Task statement: Repeat each record that follows, keeping it identical.

════════════════════

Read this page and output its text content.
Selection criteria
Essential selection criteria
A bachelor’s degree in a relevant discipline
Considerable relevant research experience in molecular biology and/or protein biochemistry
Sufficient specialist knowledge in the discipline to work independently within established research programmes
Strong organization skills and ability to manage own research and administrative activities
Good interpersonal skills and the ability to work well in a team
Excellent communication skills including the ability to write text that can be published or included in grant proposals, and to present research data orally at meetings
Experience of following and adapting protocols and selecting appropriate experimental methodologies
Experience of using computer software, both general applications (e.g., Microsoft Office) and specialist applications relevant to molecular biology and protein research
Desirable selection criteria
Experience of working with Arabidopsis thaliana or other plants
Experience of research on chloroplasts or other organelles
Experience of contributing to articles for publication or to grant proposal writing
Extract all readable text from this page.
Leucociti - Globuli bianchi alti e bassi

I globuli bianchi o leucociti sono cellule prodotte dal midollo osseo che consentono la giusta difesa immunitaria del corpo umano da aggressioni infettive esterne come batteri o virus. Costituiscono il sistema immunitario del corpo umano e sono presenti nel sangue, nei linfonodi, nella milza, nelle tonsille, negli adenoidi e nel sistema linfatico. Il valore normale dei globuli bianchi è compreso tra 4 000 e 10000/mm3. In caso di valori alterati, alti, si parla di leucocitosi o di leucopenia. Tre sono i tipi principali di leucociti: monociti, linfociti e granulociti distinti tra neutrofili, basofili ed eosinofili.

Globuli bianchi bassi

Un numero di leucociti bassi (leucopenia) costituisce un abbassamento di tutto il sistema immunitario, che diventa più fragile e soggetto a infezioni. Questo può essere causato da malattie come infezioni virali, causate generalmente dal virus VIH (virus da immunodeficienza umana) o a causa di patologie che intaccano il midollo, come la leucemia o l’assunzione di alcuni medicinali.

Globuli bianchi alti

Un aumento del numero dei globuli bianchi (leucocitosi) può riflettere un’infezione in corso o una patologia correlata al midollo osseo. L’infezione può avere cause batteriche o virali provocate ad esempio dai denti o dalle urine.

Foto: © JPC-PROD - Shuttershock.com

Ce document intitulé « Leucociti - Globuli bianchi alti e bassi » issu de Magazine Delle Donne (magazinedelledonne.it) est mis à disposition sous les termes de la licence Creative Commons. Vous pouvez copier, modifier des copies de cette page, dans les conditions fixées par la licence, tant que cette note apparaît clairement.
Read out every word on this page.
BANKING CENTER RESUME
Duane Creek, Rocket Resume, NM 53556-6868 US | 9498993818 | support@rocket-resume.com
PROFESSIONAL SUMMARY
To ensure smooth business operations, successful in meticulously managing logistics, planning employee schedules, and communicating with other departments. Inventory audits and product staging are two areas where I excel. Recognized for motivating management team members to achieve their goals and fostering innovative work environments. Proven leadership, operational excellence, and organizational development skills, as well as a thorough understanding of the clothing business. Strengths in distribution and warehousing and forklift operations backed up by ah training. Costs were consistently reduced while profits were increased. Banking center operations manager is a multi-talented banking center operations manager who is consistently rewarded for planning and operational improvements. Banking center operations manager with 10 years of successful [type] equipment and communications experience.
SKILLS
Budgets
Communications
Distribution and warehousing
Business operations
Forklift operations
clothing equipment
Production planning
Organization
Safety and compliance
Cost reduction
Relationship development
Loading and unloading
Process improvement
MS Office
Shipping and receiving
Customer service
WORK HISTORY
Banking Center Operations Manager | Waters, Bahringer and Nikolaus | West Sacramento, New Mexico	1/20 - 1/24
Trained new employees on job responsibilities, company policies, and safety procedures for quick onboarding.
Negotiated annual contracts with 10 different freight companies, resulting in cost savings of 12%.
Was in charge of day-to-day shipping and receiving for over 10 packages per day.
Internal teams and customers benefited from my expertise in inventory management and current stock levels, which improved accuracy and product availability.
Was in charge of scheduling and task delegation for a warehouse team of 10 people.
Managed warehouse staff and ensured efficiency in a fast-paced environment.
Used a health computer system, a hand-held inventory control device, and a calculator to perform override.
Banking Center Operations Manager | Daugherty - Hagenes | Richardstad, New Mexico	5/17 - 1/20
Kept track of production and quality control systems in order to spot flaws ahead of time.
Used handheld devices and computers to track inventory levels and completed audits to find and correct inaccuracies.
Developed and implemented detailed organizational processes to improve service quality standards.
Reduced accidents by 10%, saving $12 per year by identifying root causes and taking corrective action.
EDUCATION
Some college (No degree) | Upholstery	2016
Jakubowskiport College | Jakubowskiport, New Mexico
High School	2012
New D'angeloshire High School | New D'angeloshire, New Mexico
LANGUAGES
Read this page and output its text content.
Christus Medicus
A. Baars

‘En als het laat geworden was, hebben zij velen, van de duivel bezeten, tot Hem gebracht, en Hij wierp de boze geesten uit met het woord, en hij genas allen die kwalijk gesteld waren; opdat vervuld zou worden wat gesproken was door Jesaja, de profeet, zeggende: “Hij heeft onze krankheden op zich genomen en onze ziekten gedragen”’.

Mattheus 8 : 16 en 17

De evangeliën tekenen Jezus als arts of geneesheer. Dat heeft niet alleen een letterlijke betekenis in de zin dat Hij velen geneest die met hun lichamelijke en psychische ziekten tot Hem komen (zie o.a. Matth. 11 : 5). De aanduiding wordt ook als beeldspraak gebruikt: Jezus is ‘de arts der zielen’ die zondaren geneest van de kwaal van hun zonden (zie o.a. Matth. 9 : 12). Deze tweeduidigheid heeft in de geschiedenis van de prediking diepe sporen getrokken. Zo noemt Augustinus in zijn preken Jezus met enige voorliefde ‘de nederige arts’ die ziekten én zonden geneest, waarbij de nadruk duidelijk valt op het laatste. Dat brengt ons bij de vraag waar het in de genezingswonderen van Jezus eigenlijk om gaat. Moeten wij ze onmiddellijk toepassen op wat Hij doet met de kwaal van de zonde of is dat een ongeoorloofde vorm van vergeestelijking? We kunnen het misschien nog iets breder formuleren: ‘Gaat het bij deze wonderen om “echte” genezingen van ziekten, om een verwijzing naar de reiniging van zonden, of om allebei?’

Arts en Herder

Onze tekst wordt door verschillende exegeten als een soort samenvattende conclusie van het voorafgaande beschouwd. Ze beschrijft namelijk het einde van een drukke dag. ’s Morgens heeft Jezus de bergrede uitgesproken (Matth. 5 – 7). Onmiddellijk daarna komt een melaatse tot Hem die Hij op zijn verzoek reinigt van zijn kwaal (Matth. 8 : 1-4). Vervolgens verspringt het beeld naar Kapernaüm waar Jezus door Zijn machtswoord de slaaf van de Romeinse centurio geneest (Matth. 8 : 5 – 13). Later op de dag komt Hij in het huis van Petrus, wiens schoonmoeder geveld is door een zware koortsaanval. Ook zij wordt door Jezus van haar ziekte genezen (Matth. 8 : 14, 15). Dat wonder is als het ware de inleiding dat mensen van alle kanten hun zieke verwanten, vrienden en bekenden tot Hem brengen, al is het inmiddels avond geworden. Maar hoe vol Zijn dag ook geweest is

════════════════════

Solution to this exercise:
Read this page and output its text content.
Selection criteria
Essential selection criteria
A bachelor’s degree in a relevant discipline
Considerable relevant research experience in molecular biology and/or protein biochemistry
Sufficient specialist knowledge in the discipline to work independently within established research programmes
Strong organization skills and ability to manage own research and administrative activities
Good interpersonal skills and the ability to work well in a team
Excellent communication skills including the ability to write text that can be published or included in grant proposals, and to present research data orally at meetings
Experience of following and adapting protocols and selecting appropriate experimental methodologies
Experience of using computer software, both general applications (e.g., Microsoft Office) and specialist applications relevant to molecular biology and protein research
Desirable selection criteria
Experience of working with Arabidopsis thaliana or other plants
Experience of research on chloroplasts or other organelles
Experience of contributing to articles for publication or to grant proposal writing
Extract all readable text from this page.
Leucociti - Globuli bianchi alti e bassi

I globuli bianchi o leucociti sono cellule prodotte dal midollo osseo che consentono la giusta difesa immunitaria del corpo umano da aggressioni infettive esterne come batteri o virus. Costituiscono il sistema immunitario del corpo umano e sono presenti nel sangue, nei linfonodi, nella milza, nelle tonsille, negli adenoidi e nel sistema linfatico. Il valore normale dei globuli bianchi è compreso tra 4 000 e 10000/mm3. In caso di valori alterati, alti, si parla di leucocitosi o di leucopenia. Tre sono i tipi principali di leucociti: monociti, linfociti e granulociti distinti tra neutrofili, basofili ed eosinofili.

Globuli bianchi bassi

Un numero di leucociti bassi (leucopenia) costituisce un abbassamento di tutto il sistema immunitario, che diventa più fragile e soggetto a infezioni. Questo può essere causato da malattie come infezioni virali, causate generalmente dal virus VIH (virus da immunodeficienza umana) o a causa di patologie che intaccano il midollo, come la leucemia o l’assunzione di alcuni medicinali.

Globuli bianchi alti

Un aumento del numero dei globuli bianchi (leucocitosi) può riflettere un’infezione in corso o una patologia correlata al midollo osseo. L’infezione può avere cause batteriche o virali provocate ad esempio dai denti o dalle urine.

Foto: © JPC-PROD - Shuttershock.com

Ce document intitulé « Leucociti - Globuli bianchi alti e bassi » issu de Magazine Delle Donne (magazinedelledonne.it) est mis à disposition sous les termes de la licence Creative Commons. Vous pouvez copier, modifier des copies de cette page, dans les conditions fixées par la licence, tant que cette note apparaît clairement.
Read out every word on this page.
BANKING CENTER RESUME
Duane Creek, Rocket Resume, NM 53556-6868 US | 9498993818 | support@rocket-resume.com
PROFESSIONAL SUMMARY
To ensure smooth business operations, successful in meticulously managing logistics, planning employee schedules, and communicating with other departments. Inventory audits and product staging are two areas where I excel. Recognized for motivating management team members to achieve their goals and fostering innovative work environments. Proven leadership, operational excellence, and organizational development skills, as well as a thorough understanding of the clothing business. Strengths in distribution and warehousing and forklift operations backed up by ah training. Costs were consistently reduced while profits were increased. Banking center operations manager is a multi-talented banking center operations manager who is consistently rewarded for planning and operational improvements. Banking center operations manager with 10 years of successful [type] equipment and communications experience.
SKILLS
Budgets
Communications
Distribution and warehousing
Business operations
Forklift operations
clothing equipment
Production planning
Organization
Safety and compliance
Cost reduction
Relationship development
Loading and unloading
Process improvement
MS Office
Shipping and receiving
Customer service
WORK HISTORY
Banking Center Operations Manager | Waters, Bahringer and Nikolaus | West Sacramento, New Mexico	1/20 - 1/24
Trained new employees on job responsibilities, company policies, and safety procedures for quick onboarding.
Negotiated annual contracts with 10 different freight companies, resulting in cost savings of 12%.
Was in charge of day-to-day shipping and receiving for over 10 packages per day.
Internal teams and customers benefited from my expertise in inventory management and current stock levels, which improved accuracy and product availability.
Was in charge of scheduling and task delegation for a warehouse team of 10 people.
Managed warehouse staff and ensured efficiency in a fast-paced environment.
Used a health computer system, a hand-held inventory control device, and a calculator to perform override.
Banking Center Operations Manager | Daugherty - Hagenes | Richardstad, New Mexico	5/17 - 1/20
Kept track of production and quality control systems in order to spot flaws ahead of time.
Used handheld devices and computers to track inventory levels and completed audits to find and correct inaccuracies.
Developed and implemented detailed organizational processes to improve service quality standards.
Reduced accidents by 10%, saving $12 per year by identifying root causes and taking corrective action.
EDUCATION
Some college (No degree) | Upholstery	2016
Jakubowskiport College | Jakubowskiport, New Mexico
High School	2012
New D'angeloshire High School | New D'angeloshire, New Mexico
LANGUAGES
Read this page and output its text content.
Christus Medicus
A. Baars

‘En als het laat geworden was, hebben zij velen, van de duivel bezeten, tot Hem gebracht, en Hij wierp de boze geesten uit met het woord, en hij genas allen die kwalijk gesteld waren; opdat vervuld zou worden wat gesproken was door Jesaja, de profeet, zeggende: “Hij heeft onze krankheden op zich genomen en onze ziekten gedragen”’.

Mattheus 8 : 16 en 17

De evangeliën tekenen Jezus als arts of geneesheer. Dat heeft niet alleen een letterlijke betekenis in de zin dat Hij velen geneest die met hun lichamelijke en psychische ziekten tot Hem komen (zie o.a. Matth. 11 : 5). De aanduiding wordt ook als beeldspraak gebruikt: Jezus is ‘de arts der zielen’ die zondaren geneest van de kwaal van hun zonden (zie o.a. Matth. 9 : 12). Deze tweeduidigheid heeft in de geschiedenis van de prediking diepe sporen getrokken. Zo noemt Augustinus in zijn preken Jezus met enige voorliefde ‘de nederige arts’ die ziekten én zonden geneest, waarbij de nadruk duidelijk valt op het laatste. Dat brengt ons bij de vraag waar het in de genezingswonderen van Jezus eigenlijk om gaat. Moeten wij ze onmiddellijk toepassen op wat Hij doet met de kwaal van de zonde of is dat een ongeoorloofde vorm van vergeestelijking? We kunnen het misschien nog iets breder formuleren: ‘Gaat het bij deze wonderen om “echte” genezingen van ziekten, om een verwijzing naar de reiniging van zonden, of om allebei?’

Arts en Herder

Onze tekst wordt door verschillende exegeten als een soort samenvattende conclusie van het voorafgaande beschouwd. Ze beschrijft namelijk het einde van een drukke dag. ’s Morgens heeft Jezus de bergrede uitgesproken (Matth. 5 – 7). Onmiddellijk daarna komt een melaatse tot Hem die Hij op zijn verzoek reinigt van zijn kwaal (Matth. 8 : 1-4). Vervolgens verspringt het beeld naar Kapernaüm waar Jezus door Zijn machtswoord de slaaf van de Romeinse centurio geneest (Matth. 8 : 5 – 13). Later op de dag komt Hij in het huis van Petrus, wiens schoonmoeder geveld is door een zware koortsaanval. Ook zij wordt door Jezus van haar ziekte genezen (Matth. 8 : 14, 15). Dat wonder is als het ware de inleiding dat mensen van alle kanten hun zieke verwanten, vrienden en bekenden tot Hem brengen, al is het inmiddels avond geworden. Maar hoe vol Zijn dag ook geweest is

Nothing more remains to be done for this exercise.